**TASK DESCRIPTION:**
Your answer should be a single number: the count of lines containing "Source".

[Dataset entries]
---------------

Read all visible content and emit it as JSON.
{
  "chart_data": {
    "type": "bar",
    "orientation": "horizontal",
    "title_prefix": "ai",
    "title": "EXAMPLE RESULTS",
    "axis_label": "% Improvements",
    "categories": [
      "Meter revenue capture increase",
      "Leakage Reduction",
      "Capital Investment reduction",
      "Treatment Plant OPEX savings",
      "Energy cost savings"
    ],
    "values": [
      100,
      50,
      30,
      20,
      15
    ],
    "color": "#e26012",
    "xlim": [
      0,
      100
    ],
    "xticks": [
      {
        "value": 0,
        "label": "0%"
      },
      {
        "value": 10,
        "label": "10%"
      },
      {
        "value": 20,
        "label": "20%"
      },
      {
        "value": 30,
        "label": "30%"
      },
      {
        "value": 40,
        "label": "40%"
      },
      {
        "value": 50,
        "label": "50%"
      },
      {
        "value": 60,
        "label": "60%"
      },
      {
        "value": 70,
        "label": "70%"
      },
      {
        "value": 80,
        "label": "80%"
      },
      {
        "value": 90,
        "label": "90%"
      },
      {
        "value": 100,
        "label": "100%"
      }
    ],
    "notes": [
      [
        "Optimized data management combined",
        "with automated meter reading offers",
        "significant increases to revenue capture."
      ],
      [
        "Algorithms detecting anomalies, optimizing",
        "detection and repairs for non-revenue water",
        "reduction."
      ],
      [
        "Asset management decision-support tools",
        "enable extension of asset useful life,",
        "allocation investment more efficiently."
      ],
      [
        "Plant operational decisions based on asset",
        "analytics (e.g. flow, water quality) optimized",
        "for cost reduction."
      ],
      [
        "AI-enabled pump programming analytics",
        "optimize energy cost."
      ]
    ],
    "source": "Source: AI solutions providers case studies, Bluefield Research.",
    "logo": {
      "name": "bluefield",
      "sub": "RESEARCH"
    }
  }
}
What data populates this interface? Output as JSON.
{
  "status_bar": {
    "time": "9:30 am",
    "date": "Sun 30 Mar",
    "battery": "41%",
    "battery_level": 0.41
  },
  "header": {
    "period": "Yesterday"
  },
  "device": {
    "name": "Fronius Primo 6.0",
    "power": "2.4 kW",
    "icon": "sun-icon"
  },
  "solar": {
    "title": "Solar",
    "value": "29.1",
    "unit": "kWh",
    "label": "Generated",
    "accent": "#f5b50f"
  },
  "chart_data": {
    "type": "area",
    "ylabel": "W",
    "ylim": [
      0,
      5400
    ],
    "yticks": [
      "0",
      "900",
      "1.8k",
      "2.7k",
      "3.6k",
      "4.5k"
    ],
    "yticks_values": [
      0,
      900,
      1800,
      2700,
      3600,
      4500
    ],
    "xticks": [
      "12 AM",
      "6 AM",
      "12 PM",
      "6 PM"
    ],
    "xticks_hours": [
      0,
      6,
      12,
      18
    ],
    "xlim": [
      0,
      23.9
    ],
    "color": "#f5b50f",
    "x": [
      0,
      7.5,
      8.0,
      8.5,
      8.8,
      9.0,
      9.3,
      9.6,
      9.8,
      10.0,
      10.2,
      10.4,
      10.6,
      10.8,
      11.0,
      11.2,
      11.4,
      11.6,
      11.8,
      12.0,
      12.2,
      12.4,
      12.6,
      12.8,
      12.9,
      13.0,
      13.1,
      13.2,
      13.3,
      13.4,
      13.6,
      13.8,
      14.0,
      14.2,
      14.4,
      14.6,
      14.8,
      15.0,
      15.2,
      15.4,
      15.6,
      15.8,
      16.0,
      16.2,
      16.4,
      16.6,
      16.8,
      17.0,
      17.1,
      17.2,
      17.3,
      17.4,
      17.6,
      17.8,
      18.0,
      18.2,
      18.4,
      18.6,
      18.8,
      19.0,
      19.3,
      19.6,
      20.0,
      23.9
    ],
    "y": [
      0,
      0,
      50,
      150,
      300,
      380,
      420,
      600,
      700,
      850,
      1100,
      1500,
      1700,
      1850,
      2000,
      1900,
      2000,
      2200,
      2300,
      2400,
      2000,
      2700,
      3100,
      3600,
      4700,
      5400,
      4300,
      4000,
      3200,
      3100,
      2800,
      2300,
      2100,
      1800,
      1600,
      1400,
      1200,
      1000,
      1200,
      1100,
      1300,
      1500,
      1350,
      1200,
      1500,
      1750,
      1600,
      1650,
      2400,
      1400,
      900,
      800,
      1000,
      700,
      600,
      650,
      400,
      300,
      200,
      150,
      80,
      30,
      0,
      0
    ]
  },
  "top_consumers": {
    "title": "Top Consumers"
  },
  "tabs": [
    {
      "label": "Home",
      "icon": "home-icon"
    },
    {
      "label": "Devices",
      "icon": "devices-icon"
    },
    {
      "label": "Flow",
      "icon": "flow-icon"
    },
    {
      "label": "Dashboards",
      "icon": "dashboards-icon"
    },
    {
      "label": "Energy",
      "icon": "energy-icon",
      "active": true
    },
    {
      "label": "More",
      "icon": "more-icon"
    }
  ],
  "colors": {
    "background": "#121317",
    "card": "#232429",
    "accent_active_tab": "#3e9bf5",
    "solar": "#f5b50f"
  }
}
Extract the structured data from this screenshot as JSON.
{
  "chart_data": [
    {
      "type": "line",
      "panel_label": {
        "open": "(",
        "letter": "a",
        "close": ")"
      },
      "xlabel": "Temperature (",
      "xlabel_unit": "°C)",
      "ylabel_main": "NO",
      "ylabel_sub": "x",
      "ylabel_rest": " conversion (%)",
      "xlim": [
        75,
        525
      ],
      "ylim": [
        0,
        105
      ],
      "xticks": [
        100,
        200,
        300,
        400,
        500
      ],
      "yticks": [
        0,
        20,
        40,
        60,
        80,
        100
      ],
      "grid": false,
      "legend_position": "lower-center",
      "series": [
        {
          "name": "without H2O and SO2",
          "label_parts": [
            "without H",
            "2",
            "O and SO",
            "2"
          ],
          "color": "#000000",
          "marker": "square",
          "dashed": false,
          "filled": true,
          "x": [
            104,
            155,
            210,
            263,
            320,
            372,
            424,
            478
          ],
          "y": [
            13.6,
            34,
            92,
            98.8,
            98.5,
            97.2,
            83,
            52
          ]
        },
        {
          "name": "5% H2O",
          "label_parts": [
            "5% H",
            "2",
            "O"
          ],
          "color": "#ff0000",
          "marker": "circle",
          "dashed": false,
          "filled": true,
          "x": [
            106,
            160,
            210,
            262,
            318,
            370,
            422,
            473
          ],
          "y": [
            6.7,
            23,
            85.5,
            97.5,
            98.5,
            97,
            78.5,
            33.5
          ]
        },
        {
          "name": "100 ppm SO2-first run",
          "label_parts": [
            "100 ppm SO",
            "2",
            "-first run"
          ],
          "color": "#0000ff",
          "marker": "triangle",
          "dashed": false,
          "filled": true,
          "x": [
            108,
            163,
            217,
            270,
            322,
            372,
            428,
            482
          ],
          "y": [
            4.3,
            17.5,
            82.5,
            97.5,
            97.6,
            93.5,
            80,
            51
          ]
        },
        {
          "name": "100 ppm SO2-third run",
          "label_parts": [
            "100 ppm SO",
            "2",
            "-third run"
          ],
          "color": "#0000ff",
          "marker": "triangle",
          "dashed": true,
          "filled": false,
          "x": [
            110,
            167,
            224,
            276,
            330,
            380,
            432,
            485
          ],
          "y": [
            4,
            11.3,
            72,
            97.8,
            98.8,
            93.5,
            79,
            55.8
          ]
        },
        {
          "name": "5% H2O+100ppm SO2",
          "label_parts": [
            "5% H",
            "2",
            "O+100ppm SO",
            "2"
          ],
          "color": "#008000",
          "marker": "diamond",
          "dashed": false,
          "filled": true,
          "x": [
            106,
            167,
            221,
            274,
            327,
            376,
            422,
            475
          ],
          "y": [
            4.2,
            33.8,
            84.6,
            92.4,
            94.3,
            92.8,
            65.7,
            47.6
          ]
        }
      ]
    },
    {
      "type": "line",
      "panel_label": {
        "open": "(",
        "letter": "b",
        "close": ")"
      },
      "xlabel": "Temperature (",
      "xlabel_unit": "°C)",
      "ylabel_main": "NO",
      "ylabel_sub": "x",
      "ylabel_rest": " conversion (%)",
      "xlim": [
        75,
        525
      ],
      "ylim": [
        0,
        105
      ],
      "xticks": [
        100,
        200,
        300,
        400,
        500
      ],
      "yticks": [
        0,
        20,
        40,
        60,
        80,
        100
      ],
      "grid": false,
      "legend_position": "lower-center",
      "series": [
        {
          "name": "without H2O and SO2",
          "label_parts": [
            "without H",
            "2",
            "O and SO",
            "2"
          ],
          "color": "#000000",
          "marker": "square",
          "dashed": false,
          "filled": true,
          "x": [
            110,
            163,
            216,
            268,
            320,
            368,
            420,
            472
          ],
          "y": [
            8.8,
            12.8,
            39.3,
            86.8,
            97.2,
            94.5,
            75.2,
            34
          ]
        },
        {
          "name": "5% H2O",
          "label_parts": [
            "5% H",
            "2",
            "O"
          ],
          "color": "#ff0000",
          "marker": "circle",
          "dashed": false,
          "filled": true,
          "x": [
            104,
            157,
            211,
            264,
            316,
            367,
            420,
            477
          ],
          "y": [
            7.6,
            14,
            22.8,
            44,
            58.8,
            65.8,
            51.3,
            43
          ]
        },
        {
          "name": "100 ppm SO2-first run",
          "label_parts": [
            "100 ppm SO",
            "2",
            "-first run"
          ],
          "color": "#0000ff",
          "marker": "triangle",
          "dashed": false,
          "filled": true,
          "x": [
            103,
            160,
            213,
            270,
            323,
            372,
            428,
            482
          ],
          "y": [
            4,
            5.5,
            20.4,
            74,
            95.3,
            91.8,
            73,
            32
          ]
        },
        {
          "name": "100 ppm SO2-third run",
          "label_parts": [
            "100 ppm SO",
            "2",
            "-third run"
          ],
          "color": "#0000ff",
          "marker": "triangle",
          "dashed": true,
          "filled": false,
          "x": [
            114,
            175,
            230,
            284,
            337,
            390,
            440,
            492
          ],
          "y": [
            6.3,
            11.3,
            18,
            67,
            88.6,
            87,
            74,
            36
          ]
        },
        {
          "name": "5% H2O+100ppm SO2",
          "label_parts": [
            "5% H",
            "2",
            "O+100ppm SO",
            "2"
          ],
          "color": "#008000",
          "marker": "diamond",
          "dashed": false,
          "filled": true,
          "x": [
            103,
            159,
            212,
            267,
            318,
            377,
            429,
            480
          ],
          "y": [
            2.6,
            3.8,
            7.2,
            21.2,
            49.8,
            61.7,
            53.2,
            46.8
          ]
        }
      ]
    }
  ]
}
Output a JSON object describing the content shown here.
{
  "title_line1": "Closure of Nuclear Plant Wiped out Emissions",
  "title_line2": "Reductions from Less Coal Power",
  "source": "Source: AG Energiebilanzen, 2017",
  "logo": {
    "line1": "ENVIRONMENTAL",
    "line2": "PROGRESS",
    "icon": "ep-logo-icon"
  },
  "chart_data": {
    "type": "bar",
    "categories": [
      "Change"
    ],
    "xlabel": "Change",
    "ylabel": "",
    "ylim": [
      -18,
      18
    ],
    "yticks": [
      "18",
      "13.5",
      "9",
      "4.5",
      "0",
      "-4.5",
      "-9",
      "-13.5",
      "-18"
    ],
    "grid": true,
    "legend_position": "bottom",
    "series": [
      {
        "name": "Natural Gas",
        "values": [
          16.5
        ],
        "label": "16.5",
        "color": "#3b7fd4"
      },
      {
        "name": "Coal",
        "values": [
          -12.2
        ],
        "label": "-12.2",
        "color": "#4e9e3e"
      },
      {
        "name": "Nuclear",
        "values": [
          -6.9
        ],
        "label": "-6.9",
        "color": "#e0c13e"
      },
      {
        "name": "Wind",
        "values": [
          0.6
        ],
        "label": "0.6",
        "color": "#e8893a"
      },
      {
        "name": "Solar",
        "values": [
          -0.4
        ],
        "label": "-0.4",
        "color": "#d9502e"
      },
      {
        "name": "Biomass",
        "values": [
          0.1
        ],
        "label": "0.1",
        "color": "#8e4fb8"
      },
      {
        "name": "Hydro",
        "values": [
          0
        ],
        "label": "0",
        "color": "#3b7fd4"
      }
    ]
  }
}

---------------

**TASK SOLUTION:**
2